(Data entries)
|---|

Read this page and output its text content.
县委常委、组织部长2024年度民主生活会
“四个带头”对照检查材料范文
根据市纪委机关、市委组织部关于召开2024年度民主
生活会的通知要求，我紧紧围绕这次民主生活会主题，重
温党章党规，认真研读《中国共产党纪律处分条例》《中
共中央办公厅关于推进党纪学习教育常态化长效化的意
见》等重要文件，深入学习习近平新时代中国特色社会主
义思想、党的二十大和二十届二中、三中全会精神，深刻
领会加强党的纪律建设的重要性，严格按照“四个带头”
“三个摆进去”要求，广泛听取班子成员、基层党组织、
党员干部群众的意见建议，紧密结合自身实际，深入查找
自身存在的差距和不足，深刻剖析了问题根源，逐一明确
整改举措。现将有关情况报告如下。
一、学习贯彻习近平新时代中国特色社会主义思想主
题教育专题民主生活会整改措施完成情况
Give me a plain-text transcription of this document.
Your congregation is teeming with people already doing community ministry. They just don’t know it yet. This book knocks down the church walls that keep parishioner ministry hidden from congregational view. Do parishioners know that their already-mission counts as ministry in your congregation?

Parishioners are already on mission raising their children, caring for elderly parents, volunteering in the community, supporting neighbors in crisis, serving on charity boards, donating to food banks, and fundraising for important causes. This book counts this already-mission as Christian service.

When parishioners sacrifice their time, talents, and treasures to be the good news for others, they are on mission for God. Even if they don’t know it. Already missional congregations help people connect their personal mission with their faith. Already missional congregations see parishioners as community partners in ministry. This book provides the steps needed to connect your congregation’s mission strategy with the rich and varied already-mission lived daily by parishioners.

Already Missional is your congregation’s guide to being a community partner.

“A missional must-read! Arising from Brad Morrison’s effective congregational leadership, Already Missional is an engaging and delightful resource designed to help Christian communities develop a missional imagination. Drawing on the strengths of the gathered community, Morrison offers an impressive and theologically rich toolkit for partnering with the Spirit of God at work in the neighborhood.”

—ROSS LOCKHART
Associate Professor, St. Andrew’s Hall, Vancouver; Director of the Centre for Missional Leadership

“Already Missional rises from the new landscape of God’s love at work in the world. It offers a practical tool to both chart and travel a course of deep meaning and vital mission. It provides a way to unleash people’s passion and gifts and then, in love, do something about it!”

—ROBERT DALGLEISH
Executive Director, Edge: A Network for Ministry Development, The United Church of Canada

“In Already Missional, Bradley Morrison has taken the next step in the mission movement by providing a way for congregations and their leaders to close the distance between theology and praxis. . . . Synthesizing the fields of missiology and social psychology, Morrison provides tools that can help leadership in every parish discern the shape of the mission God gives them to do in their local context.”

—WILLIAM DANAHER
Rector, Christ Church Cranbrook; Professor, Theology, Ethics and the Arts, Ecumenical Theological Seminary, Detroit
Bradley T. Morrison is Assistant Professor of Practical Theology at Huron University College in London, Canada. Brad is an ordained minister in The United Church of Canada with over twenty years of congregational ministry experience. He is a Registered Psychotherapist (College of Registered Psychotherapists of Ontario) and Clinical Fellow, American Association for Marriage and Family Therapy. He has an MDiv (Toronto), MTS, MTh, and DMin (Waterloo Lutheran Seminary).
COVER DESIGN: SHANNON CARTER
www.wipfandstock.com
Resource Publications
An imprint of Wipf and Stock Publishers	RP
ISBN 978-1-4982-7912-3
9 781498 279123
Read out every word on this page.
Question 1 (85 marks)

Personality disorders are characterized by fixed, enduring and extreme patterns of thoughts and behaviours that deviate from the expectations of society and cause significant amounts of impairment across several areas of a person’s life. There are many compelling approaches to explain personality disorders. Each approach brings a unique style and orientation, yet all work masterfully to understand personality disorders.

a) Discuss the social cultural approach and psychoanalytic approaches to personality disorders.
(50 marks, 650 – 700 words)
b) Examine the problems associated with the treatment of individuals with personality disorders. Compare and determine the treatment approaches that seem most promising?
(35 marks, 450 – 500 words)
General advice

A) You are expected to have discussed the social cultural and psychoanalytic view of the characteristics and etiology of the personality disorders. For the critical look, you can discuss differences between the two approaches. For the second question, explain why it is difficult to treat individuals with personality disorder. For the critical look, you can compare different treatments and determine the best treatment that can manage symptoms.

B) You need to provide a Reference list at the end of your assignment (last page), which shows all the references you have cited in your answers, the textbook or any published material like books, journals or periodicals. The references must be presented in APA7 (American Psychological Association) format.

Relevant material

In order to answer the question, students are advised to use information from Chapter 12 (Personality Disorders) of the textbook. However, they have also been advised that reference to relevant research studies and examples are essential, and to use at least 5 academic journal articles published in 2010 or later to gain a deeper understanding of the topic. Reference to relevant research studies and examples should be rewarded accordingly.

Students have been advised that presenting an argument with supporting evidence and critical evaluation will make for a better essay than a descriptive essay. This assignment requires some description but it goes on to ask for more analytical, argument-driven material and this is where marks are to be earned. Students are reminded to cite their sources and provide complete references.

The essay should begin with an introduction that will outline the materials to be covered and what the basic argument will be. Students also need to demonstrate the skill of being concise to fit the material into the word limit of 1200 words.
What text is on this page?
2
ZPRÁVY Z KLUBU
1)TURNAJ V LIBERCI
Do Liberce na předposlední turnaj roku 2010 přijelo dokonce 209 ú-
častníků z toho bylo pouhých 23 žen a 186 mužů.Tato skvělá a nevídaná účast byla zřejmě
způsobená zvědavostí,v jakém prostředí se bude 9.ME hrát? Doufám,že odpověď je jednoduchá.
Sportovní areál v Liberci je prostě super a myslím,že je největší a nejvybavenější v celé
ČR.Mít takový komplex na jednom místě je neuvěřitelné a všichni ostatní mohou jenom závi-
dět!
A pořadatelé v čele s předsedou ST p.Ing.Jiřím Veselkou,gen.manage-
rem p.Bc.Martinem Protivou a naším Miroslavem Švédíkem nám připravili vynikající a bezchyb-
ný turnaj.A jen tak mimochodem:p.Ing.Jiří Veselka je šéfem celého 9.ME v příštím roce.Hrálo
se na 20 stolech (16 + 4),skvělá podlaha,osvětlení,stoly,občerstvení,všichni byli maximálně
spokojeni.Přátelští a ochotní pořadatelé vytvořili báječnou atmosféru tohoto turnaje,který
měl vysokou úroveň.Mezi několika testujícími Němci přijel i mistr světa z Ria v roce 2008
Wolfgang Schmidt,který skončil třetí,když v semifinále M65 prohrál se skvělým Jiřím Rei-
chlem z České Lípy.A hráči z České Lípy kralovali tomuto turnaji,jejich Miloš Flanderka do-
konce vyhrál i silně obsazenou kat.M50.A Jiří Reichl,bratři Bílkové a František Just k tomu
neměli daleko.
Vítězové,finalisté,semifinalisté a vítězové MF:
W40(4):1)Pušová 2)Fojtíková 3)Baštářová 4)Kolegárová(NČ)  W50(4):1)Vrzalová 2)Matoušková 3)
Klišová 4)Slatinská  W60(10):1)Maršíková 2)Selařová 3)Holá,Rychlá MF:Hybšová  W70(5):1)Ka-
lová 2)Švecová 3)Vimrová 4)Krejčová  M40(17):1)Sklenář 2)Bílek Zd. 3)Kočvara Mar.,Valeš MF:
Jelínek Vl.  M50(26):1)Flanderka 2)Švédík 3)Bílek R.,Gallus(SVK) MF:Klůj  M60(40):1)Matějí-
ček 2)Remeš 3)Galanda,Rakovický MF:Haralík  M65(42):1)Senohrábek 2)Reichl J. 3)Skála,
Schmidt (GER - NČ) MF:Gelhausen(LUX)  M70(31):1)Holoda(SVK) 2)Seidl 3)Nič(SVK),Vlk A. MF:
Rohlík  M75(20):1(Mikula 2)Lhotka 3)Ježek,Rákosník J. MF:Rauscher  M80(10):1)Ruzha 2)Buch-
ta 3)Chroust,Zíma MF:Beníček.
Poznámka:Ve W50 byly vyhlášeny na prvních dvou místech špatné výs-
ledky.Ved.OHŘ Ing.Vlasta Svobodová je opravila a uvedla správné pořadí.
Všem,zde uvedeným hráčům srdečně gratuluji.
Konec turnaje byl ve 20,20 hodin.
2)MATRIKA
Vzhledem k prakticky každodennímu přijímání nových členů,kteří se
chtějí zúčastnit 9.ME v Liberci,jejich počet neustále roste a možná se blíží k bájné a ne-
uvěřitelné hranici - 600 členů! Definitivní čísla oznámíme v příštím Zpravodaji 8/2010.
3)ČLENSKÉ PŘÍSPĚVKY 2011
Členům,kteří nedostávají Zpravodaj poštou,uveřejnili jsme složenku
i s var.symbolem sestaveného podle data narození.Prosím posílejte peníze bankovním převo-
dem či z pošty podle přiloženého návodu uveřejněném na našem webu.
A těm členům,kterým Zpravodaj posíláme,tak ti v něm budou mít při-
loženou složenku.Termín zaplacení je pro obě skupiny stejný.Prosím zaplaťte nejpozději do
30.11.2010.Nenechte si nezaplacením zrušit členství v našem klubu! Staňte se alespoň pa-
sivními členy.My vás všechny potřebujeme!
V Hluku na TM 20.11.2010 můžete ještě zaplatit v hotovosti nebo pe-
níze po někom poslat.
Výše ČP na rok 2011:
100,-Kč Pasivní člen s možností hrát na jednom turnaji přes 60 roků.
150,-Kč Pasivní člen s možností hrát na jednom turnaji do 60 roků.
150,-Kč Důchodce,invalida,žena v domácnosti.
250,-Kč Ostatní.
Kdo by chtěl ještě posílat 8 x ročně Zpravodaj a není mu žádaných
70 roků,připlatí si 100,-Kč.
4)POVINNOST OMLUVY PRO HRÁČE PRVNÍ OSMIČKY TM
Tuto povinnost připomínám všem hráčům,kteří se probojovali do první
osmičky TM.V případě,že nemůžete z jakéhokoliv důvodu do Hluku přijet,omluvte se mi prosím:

|---|

_Short problem_. Return each line of the listing that holds the string "references".

_Correct answer_.
B) You need to provide a Reference list at the end of your assignment (last page), which shows all the references you have cited in your answers, the textbook or any published material like books, journals or periodicals. The references must be presented in APA7 (American Psychological Association) format.
Students have been advised that presenting an argument with supporting evidence and critical evaluation will make for a better essay than a descriptive essay. This assignment requires some description but it goes on to ask for more analytical, argument-driven material and this is where marks are to be earned. Students are reminded to cite their sources and provide complete references.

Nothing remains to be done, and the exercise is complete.